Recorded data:
- - - - -

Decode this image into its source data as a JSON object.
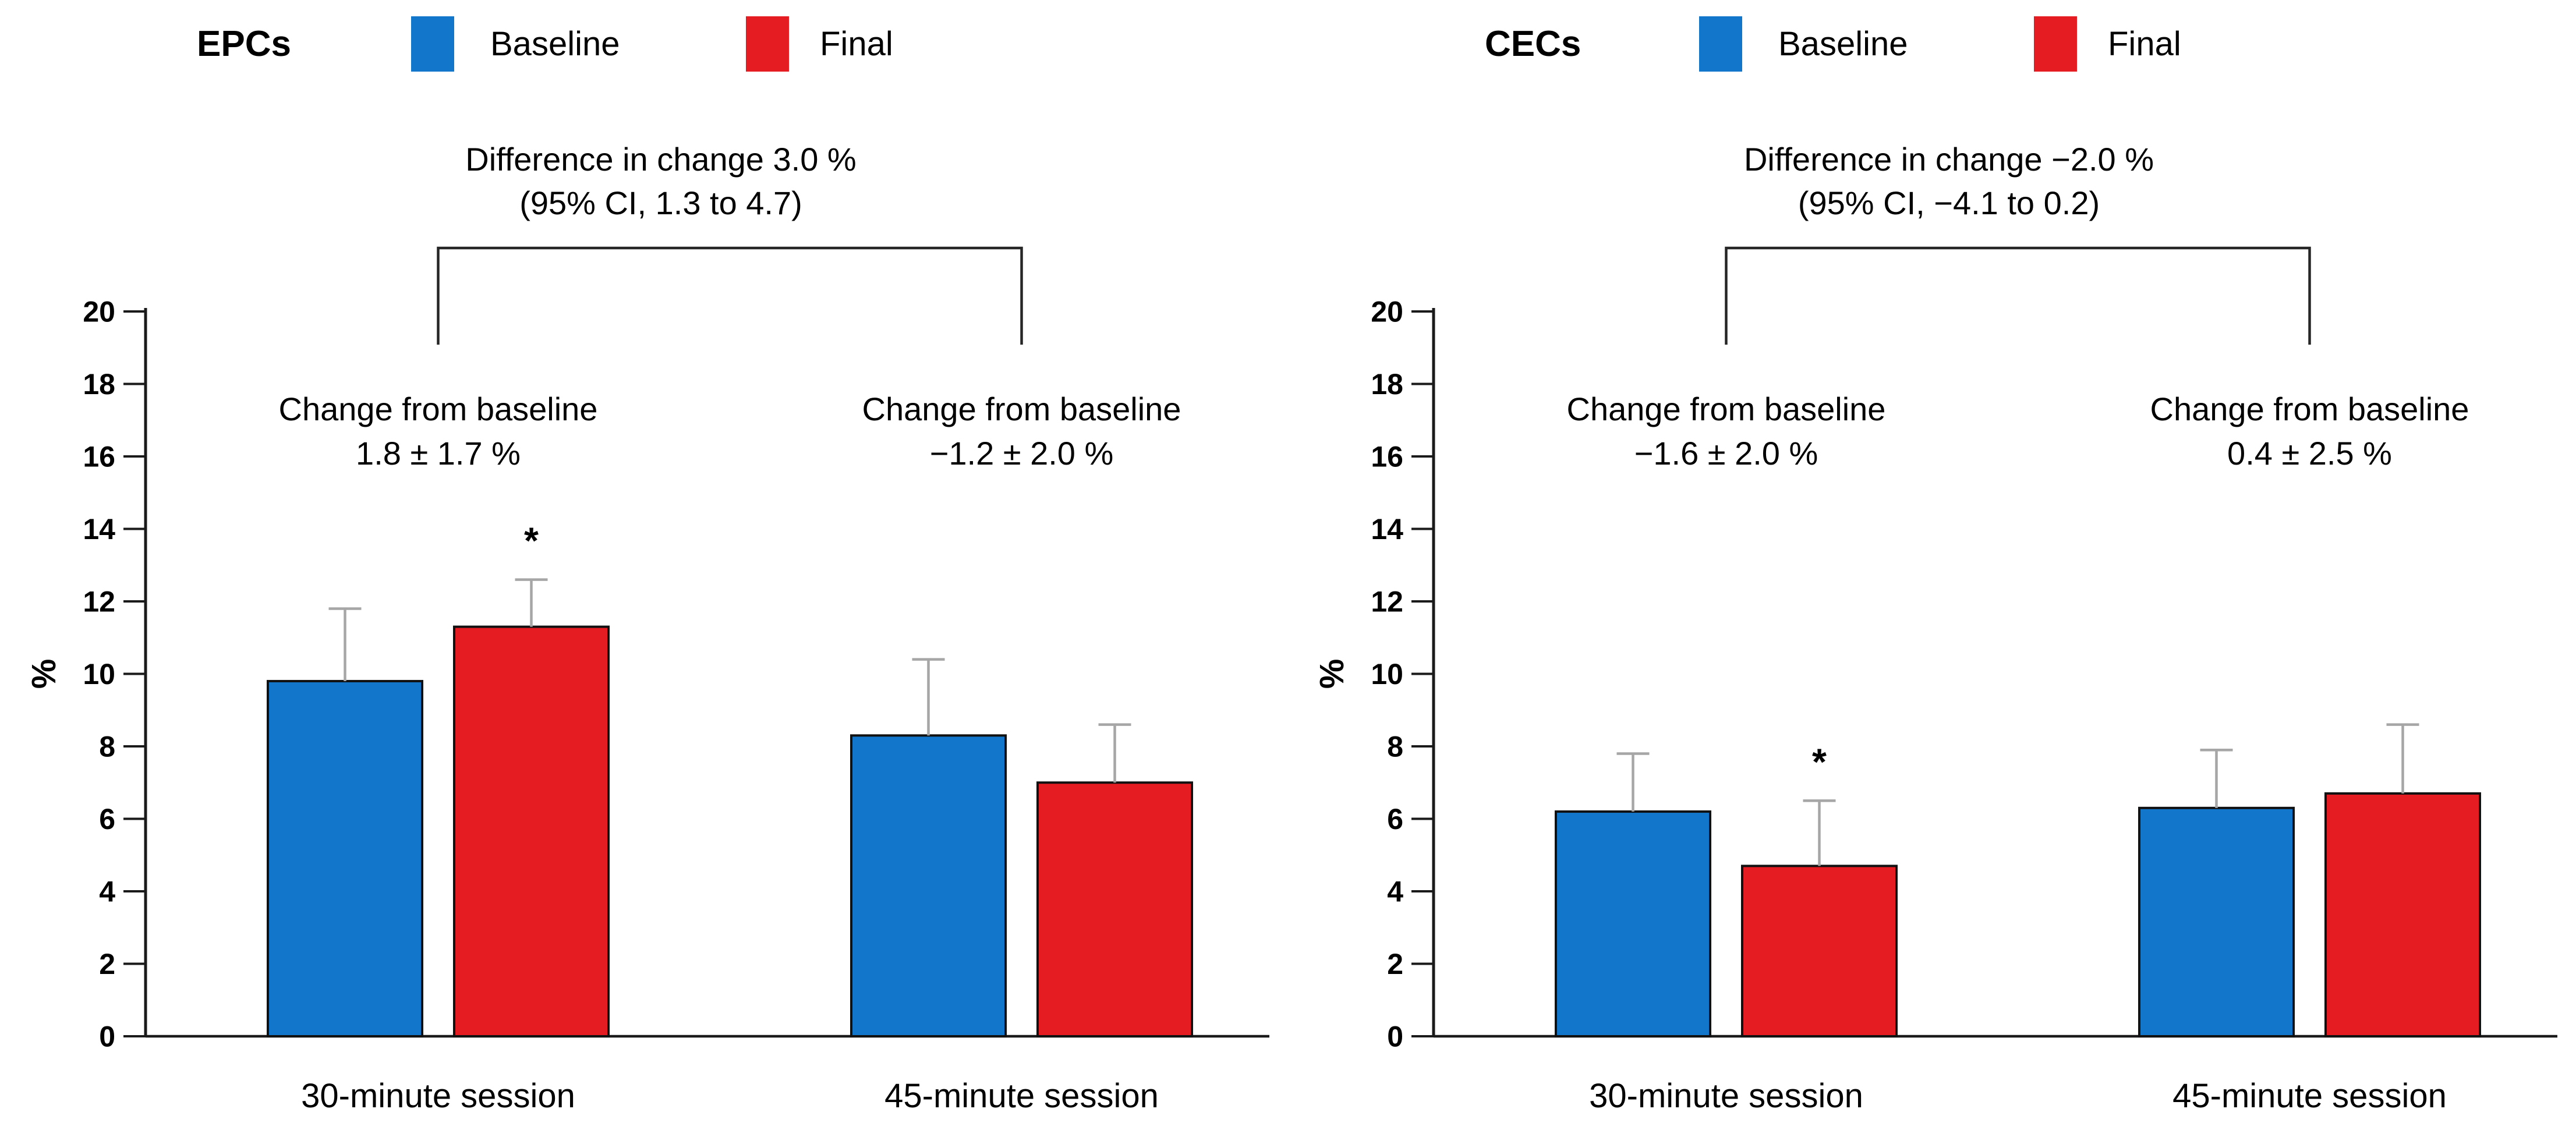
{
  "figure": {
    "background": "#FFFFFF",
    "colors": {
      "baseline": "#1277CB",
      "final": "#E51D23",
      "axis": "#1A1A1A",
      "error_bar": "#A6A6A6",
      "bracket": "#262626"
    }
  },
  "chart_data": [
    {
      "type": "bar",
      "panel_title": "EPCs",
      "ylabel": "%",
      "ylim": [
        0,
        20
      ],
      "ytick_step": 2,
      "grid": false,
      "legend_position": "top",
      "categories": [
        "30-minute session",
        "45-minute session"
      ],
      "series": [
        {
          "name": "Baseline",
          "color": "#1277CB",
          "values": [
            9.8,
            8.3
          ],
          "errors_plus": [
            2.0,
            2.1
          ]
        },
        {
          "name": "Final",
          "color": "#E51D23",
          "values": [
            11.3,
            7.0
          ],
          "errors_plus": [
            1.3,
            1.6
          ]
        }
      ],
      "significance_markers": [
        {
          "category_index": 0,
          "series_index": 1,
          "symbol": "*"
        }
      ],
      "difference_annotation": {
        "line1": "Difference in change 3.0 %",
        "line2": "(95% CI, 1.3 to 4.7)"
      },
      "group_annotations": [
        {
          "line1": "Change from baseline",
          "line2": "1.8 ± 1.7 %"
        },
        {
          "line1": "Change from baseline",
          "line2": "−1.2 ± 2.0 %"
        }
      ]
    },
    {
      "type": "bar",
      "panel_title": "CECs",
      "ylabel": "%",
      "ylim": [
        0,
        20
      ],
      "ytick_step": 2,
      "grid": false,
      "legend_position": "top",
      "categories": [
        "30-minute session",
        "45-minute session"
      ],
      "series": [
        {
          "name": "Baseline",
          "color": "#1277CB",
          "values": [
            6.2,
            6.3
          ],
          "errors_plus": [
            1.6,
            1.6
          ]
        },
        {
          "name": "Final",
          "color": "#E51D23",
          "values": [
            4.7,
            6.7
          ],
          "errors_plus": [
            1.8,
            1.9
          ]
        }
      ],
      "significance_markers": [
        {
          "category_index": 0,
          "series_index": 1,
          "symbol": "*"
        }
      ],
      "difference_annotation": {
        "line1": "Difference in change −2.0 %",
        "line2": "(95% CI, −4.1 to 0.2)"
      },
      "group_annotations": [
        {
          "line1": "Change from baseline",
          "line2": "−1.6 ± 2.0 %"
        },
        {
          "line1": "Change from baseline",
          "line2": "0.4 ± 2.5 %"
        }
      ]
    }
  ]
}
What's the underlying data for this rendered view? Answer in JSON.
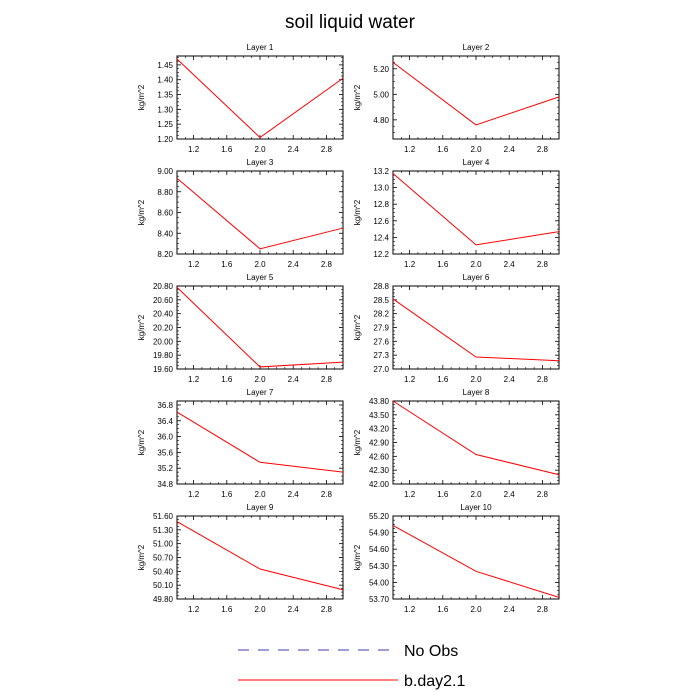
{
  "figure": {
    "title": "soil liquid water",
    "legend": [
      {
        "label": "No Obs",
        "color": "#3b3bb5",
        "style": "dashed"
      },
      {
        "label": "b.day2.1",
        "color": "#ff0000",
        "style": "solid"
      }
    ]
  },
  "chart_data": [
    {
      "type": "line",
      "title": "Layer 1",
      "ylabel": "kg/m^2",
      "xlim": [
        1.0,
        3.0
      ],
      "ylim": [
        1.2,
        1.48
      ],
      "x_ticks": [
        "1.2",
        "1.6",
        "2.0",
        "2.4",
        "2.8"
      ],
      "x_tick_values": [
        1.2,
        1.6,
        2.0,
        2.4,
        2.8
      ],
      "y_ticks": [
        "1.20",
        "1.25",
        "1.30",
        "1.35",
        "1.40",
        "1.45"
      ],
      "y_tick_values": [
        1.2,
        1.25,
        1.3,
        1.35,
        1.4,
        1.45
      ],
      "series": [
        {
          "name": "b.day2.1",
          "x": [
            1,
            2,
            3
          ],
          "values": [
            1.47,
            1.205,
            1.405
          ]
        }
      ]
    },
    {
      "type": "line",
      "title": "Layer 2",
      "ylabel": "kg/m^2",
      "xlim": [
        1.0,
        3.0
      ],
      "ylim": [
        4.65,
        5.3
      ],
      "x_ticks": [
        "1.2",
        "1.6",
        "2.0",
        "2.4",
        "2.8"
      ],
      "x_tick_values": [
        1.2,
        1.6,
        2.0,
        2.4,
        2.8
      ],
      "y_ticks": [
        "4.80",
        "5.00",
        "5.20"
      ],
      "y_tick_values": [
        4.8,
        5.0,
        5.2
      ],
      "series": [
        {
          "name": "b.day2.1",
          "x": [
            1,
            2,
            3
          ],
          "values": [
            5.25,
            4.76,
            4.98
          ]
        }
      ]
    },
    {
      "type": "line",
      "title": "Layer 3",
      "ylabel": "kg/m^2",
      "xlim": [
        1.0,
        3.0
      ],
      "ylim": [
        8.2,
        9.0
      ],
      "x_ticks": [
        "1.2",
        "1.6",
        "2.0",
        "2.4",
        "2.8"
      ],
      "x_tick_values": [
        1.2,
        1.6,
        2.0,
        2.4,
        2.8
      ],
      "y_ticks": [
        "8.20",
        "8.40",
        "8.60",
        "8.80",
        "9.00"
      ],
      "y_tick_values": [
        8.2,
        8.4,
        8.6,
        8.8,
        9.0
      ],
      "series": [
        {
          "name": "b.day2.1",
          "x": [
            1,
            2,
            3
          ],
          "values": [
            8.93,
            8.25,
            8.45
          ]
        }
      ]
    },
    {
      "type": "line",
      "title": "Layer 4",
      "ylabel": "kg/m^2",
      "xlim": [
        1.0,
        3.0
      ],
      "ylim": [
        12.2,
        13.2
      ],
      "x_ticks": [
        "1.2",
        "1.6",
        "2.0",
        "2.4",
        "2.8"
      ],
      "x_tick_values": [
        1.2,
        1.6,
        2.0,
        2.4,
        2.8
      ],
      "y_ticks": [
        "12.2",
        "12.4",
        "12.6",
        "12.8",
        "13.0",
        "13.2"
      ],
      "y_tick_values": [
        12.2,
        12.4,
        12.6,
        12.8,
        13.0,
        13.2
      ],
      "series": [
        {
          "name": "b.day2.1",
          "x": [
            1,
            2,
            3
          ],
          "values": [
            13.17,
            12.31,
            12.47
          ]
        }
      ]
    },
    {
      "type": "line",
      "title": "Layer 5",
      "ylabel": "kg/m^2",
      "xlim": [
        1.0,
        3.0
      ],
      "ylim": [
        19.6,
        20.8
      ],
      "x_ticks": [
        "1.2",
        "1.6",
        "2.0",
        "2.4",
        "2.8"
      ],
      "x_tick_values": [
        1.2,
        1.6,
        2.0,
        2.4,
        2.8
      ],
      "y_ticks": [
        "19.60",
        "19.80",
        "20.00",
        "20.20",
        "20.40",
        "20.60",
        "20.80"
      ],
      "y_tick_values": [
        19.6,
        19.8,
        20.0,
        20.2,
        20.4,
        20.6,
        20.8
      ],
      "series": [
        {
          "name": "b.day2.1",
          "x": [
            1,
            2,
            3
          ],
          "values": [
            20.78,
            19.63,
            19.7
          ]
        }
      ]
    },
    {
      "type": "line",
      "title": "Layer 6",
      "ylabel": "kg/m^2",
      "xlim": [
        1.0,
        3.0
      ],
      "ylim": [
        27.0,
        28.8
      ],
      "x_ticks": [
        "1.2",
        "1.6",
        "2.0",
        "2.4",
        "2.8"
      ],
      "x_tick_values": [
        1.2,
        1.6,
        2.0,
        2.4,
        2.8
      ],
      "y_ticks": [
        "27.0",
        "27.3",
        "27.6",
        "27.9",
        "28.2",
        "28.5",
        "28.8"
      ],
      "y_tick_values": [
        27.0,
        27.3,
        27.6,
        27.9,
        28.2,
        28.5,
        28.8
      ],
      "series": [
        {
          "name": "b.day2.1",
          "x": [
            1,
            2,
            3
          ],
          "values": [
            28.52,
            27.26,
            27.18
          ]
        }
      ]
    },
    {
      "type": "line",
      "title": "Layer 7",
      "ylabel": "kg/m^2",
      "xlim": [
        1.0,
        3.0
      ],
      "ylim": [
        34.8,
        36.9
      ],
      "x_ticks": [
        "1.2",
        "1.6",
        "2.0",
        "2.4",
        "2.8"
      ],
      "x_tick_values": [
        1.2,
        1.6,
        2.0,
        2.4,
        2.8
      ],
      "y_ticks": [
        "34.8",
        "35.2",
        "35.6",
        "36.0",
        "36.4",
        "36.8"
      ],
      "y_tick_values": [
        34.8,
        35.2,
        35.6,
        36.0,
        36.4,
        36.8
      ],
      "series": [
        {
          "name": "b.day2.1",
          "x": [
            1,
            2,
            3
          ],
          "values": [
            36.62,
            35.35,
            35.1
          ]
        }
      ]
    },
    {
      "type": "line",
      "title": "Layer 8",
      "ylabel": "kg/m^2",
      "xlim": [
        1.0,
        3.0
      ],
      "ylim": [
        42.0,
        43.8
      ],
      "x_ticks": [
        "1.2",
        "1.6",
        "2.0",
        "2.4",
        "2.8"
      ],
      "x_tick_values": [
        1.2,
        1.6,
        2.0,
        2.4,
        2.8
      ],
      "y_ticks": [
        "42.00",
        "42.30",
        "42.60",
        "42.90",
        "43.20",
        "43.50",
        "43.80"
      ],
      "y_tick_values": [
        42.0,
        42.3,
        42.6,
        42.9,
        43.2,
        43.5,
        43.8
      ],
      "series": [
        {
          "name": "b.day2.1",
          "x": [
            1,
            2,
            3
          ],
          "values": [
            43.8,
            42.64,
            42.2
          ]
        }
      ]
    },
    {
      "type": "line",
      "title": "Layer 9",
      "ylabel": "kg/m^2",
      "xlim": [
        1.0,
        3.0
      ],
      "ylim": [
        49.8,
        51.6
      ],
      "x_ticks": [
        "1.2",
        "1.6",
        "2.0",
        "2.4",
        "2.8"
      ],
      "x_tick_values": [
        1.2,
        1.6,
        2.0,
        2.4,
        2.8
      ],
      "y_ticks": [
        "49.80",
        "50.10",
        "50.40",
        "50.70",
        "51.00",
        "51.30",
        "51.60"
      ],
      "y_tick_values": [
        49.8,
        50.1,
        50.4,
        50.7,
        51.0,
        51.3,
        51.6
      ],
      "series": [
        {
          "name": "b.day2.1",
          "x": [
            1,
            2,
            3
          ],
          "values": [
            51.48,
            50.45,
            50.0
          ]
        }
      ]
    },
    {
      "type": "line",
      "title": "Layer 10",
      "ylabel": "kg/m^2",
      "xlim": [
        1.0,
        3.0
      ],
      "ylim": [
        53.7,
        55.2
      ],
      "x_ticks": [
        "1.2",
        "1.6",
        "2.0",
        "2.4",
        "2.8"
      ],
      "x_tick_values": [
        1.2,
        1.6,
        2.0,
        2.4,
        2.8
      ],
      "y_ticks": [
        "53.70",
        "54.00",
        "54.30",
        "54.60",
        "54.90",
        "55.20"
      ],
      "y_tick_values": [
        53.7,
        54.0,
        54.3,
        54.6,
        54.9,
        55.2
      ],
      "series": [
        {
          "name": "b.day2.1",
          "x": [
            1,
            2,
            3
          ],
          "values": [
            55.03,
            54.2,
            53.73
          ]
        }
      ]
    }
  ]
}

- - - - -

Scan the records above for the string "JSON", then select every line that holds it.

Decode this image into its source data as a JSON object.
What's the underlying data for this rendered view? Answer in JSON.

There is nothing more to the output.